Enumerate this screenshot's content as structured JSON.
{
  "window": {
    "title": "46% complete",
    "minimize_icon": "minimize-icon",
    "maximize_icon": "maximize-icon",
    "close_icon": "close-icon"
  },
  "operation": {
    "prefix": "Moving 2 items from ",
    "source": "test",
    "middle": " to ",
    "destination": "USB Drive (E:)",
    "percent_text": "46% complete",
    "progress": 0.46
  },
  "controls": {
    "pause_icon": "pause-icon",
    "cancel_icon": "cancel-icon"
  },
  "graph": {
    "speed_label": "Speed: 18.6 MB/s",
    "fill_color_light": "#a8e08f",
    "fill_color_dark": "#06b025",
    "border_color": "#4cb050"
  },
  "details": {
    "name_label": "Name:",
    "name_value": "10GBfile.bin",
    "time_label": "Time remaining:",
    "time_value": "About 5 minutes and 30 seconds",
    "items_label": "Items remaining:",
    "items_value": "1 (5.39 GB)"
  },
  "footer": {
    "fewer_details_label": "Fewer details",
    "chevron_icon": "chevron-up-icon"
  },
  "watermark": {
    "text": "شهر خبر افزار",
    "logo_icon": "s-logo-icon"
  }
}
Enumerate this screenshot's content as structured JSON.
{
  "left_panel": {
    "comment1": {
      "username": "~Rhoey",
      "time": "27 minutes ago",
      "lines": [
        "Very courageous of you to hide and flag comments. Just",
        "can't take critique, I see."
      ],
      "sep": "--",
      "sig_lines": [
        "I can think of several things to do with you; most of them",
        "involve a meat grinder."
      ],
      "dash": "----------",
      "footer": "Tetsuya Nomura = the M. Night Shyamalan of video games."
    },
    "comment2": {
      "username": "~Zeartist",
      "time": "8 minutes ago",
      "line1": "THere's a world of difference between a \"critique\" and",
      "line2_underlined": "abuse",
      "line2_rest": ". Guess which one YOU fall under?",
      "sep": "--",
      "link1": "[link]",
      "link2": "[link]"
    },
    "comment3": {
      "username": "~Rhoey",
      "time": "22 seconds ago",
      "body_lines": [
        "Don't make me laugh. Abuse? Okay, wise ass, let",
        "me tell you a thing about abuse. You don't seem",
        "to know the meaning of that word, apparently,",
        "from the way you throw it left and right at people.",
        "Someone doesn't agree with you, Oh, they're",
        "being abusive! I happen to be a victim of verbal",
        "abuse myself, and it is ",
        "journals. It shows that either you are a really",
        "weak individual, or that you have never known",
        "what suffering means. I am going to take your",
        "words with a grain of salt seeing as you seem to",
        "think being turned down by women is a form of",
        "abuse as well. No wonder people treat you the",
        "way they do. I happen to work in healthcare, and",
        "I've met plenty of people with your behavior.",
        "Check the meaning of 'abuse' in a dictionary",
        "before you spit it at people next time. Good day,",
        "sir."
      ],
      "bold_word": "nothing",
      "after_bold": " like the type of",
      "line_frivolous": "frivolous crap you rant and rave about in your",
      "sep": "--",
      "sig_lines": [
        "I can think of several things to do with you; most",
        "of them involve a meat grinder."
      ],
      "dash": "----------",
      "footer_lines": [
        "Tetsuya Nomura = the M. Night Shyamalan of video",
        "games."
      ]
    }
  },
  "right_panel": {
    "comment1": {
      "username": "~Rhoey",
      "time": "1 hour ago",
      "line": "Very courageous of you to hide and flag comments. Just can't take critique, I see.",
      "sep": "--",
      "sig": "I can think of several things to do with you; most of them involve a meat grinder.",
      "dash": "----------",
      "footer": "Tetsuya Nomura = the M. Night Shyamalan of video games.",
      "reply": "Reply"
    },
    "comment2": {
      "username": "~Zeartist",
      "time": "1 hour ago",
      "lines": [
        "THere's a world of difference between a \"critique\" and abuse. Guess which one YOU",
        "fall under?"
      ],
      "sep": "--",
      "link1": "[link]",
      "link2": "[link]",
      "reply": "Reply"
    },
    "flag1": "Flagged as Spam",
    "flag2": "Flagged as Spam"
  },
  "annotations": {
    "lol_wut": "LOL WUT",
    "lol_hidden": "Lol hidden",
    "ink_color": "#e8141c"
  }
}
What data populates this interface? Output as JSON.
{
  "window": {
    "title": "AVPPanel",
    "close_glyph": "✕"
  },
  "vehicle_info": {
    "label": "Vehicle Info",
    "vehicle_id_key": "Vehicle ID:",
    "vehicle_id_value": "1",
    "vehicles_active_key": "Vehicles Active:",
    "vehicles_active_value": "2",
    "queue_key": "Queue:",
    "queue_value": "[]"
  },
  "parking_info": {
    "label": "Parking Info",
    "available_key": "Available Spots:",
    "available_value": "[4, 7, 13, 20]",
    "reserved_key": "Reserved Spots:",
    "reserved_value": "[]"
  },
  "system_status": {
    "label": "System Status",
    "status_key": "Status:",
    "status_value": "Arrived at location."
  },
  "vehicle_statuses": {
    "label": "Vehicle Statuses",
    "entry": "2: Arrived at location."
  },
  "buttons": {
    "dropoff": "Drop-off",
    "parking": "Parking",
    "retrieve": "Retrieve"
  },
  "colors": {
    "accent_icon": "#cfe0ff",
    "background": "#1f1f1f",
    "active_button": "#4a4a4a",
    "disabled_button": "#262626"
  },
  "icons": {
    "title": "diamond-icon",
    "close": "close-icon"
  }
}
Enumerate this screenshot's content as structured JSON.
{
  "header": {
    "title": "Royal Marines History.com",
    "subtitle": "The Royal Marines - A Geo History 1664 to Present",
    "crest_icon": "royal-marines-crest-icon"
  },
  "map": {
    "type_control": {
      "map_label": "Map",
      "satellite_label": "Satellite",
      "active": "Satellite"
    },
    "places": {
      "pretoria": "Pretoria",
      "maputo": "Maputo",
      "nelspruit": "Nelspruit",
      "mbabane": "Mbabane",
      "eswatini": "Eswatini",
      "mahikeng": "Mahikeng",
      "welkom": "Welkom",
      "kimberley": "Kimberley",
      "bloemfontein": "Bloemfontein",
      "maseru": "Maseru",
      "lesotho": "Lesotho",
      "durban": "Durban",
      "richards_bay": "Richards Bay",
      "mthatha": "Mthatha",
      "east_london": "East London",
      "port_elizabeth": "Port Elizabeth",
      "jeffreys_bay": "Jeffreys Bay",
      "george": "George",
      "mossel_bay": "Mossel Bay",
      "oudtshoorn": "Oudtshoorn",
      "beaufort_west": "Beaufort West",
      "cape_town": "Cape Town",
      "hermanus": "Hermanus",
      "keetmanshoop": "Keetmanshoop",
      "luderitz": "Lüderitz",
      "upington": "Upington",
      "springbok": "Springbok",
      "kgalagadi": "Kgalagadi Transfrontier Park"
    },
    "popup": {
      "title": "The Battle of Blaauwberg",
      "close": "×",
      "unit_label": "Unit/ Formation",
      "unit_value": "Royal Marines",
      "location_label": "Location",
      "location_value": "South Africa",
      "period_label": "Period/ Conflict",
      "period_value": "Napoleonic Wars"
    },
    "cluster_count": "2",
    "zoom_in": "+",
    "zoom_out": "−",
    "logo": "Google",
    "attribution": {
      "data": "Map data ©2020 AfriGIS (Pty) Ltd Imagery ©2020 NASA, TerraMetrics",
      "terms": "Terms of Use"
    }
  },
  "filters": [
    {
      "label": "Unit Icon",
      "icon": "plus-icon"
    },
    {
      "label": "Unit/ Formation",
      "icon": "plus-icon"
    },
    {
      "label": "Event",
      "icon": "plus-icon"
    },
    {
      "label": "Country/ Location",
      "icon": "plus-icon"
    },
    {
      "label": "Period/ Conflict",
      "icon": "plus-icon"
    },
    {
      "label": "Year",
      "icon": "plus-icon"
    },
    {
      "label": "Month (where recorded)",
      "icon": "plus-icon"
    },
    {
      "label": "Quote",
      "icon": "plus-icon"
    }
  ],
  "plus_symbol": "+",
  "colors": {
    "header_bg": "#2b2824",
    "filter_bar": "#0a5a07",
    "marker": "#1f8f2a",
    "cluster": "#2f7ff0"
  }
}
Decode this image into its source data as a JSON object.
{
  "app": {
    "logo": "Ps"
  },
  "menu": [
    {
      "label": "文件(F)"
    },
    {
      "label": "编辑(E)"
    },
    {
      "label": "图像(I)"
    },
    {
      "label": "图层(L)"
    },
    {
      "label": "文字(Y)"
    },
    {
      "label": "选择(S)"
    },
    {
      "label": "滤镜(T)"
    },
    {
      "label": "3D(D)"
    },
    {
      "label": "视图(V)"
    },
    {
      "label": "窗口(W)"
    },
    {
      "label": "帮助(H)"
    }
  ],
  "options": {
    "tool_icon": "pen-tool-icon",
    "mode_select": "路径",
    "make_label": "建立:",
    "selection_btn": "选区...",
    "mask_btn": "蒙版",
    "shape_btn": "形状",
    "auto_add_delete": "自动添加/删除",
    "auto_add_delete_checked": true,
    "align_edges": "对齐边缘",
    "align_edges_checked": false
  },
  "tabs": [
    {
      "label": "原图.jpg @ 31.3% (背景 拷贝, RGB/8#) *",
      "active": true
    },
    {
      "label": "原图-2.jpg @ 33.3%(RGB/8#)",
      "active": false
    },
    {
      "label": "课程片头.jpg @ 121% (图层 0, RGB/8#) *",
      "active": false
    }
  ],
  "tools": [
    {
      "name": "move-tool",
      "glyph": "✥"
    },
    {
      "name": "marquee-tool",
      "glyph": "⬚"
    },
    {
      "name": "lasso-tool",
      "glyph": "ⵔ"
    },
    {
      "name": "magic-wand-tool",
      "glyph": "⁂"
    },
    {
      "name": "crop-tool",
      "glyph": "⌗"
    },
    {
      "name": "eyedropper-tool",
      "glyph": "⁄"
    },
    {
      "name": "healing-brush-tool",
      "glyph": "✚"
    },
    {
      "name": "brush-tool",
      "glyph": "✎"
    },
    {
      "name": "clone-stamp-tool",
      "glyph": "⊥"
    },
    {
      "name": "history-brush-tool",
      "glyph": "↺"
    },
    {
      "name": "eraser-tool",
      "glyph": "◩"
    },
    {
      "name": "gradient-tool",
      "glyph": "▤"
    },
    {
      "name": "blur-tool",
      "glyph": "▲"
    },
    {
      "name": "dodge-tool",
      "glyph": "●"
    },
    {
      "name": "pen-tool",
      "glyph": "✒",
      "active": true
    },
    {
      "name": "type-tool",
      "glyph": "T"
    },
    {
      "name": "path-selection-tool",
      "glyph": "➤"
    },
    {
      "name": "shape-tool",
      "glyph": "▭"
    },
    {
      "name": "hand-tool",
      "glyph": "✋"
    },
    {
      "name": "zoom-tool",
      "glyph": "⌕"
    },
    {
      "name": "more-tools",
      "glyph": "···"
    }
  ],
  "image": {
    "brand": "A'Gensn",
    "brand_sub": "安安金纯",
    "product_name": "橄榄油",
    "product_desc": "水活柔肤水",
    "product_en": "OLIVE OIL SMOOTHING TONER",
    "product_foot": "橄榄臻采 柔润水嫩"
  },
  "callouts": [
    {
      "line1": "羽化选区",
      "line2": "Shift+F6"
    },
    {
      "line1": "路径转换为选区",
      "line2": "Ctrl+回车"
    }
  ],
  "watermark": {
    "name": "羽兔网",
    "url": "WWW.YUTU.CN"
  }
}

◇ ◇ ◇ ◇ ◇ ◇ ◇

Given request - Check each line in the listing above for the string "THere", then report how many lines contain it, with no other text.

Reply - 2